The task:
Your task is to write out the complete listing exactly as it is shown.

Materials provided:
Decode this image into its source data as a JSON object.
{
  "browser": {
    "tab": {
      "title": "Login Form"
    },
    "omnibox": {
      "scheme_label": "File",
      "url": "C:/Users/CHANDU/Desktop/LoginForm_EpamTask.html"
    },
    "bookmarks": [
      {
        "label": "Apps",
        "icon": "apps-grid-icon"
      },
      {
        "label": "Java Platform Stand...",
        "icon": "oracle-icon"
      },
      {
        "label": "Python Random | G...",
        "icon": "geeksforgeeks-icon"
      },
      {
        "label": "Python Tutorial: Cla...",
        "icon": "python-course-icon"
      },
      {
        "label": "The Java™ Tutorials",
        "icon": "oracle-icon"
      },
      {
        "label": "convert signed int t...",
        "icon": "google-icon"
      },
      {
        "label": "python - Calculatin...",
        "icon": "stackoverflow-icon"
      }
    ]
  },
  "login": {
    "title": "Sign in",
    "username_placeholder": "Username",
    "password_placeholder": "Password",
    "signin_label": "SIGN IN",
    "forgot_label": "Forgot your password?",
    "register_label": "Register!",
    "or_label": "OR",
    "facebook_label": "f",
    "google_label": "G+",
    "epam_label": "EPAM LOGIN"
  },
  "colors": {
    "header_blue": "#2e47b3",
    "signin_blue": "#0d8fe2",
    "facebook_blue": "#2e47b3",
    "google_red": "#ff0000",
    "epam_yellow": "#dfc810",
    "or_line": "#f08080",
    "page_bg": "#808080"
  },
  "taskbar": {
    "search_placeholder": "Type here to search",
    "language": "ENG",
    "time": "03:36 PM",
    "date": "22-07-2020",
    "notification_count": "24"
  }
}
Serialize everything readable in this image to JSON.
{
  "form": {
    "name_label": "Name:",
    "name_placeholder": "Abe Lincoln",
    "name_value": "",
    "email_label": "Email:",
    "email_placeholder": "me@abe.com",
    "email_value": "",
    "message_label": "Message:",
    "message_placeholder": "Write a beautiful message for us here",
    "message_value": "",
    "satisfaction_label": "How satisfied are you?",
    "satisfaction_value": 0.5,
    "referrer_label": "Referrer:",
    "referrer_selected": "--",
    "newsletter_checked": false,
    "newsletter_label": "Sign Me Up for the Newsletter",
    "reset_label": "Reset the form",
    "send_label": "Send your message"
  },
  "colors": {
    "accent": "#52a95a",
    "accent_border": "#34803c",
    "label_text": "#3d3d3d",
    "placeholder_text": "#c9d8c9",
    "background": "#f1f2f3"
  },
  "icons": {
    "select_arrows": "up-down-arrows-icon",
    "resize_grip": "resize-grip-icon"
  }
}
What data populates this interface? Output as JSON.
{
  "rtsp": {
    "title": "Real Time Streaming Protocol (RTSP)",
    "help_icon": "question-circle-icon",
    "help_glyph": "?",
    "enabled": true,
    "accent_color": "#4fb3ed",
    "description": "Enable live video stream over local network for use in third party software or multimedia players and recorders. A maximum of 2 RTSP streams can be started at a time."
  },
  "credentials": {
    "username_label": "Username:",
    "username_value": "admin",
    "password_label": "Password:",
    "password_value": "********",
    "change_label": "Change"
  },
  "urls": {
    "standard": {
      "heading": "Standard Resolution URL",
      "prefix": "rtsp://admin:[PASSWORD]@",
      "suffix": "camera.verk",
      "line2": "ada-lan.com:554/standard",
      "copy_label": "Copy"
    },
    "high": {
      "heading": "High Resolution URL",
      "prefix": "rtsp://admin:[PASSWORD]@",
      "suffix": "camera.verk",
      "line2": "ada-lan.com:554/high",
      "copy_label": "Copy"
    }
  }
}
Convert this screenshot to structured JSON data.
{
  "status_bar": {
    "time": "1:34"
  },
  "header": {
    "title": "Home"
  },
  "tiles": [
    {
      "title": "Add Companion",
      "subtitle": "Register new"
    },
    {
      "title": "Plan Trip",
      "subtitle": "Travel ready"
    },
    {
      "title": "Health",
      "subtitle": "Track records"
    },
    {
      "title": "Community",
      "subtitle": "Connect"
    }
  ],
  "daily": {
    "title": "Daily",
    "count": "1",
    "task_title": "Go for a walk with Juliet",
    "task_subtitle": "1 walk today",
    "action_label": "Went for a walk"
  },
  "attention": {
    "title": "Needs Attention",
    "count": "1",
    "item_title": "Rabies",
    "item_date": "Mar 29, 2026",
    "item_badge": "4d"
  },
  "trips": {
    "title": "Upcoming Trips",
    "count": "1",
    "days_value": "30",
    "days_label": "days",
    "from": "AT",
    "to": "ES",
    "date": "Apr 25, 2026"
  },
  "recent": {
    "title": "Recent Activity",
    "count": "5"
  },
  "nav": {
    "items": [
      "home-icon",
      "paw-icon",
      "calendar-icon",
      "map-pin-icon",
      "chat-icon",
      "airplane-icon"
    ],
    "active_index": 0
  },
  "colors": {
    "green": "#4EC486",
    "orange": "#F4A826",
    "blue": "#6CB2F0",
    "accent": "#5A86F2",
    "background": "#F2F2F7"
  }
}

Solution:
Decode this image into its source data as a JSON object.
{
  "browser": {
    "tab": {
      "title": "Login Form"
    },
    "omnibox": {
      "scheme_label": "File",
      "url": "C:/Users/CHANDU/Desktop/LoginForm_EpamTask.html"
    },
    "bookmarks": [
      {
        "label": "Apps",
        "icon": "apps-grid-icon"
      },
      {
        "label": "Java Platform Stand...",
        "icon": "oracle-icon"
      },
      {
        "label": "Python Random | G...",
        "icon": "geeksforgeeks-icon"
      },
      {
        "label": "Python Tutorial: Cla...",
        "icon": "python-course-icon"
      },
      {
        "label": "The Java™ Tutorials",
        "icon": "oracle-icon"
      },
      {
        "label": "convert signed int t...",
        "icon": "google-icon"
      },
      {
        "label": "python - Calculatin...",
        "icon": "stackoverflow-icon"
      }
    ]
  },
  "login": {
    "title": "Sign in",
    "username_placeholder": "Username",
    "password_placeholder": "Password",
    "signin_label": "SIGN IN",
    "forgot_label": "Forgot your password?",
    "register_label": "Register!",
    "or_label": "OR",
    "facebook_label": "f",
    "google_label": "G+",
    "epam_label": "EPAM LOGIN"
  },
  "colors": {
    "header_blue": "#2e47b3",
    "signin_blue": "#0d8fe2",
    "facebook_blue": "#2e47b3",
    "google_red": "#ff0000",
    "epam_yellow": "#dfc810",
    "or_line": "#f08080",
    "page_bg": "#808080"
  },
  "taskbar": {
    "search_placeholder": "Type here to search",
    "language": "ENG",
    "time": "03:36 PM",
    "date": "22-07-2020",
    "notification_count": "24"
  }
}
Serialize everything readable in this image to JSON.
{
  "form": {
    "name_label": "Name:",
    "name_placeholder": "Abe Lincoln",
    "name_value": "",
    "email_label": "Email:",
    "email_placeholder": "me@abe.com",
    "email_value": "",
    "message_label": "Message:",
    "message_placeholder": "Write a beautiful message for us here",
    "message_value": "",
    "satisfaction_label": "How satisfied are you?",
    "satisfaction_value": 0.5,
    "referrer_label": "Referrer:",
    "referrer_selected": "--",
    "newsletter_checked": false,
    "newsletter_label": "Sign Me Up for the Newsletter",
    "reset_label": "Reset the form",
    "send_label": "Send your message"
  },
  "colors": {
    "accent": "#52a95a",
    "accent_border": "#34803c",
    "label_text": "#3d3d3d",
    "placeholder_text": "#c9d8c9",
    "background": "#f1f2f3"
  },
  "icons": {
    "select_arrows": "up-down-arrows-icon",
    "resize_grip": "resize-grip-icon"
  }
}
What data populates this interface? Output as JSON.
{
  "rtsp": {
    "title": "Real Time Streaming Protocol (RTSP)",
    "help_icon": "question-circle-icon",
    "help_glyph": "?",
    "enabled": true,
    "accent_color": "#4fb3ed",
    "description": "Enable live video stream over local network for use in third party software or multimedia players and recorders. A maximum of 2 RTSP streams can be started at a time."
  },
  "credentials": {
    "username_label": "Username:",
    "username_value": "admin",
    "password_label": "Password:",
    "password_value": "********",
    "change_label": "Change"
  },
  "urls": {
    "standard": {
      "heading": "Standard Resolution URL",
      "prefix": "rtsp://admin:[PASSWORD]@",
      "suffix": "camera.verk",
      "line2": "ada-lan.com:554/standard",
      "copy_label": "Copy"
    },
    "high": {
      "heading": "High Resolution URL",
      "prefix": "rtsp://admin:[PASSWORD]@",
      "suffix": "camera.verk",
      "line2": "ada-lan.com:554/high",
      "copy_label": "Copy"
    }
  }
}
Convert this screenshot to structured JSON data.
{
  "status_bar": {
    "time": "1:34"
  },
  "header": {
    "title": "Home"
  },
  "tiles": [
    {
      "title": "Add Companion",
      "subtitle": "Register new"
    },
    {
      "title": "Plan Trip",
      "subtitle": "Travel ready"
    },
    {
      "title": "Health",
      "subtitle": "Track records"
    },
    {
      "title": "Community",
      "subtitle": "Connect"
    }
  ],
  "daily": {
    "title": "Daily",
    "count": "1",
    "task_title": "Go for a walk with Juliet",
    "task_subtitle": "1 walk today",
    "action_label": "Went for a walk"
  },
  "attention": {
    "title": "Needs Attention",
    "count": "1",
    "item_title": "Rabies",
    "item_date": "Mar 29, 2026",
    "item_badge": "4d"
  },
  "trips": {
    "title": "Upcoming Trips",
    "count": "1",
    "days_value": "30",
    "days_label": "days",
    "from": "AT",
    "to": "ES",
    "date": "Apr 25, 2026"
  },
  "recent": {
    "title": "Recent Activity",
    "count": "5"
  },
  "nav": {
    "items": [
      "home-icon",
      "paw-icon",
      "calendar-icon",
      "map-pin-icon",
      "chat-icon",
      "airplane-icon"
    ],
    "active_index": 0
  },
  "colors": {
    "green": "#4EC486",
    "orange": "#F4A826",
    "blue": "#6CB2F0",
    "accent": "#5A86F2",
    "background": "#F2F2F7"
  }
}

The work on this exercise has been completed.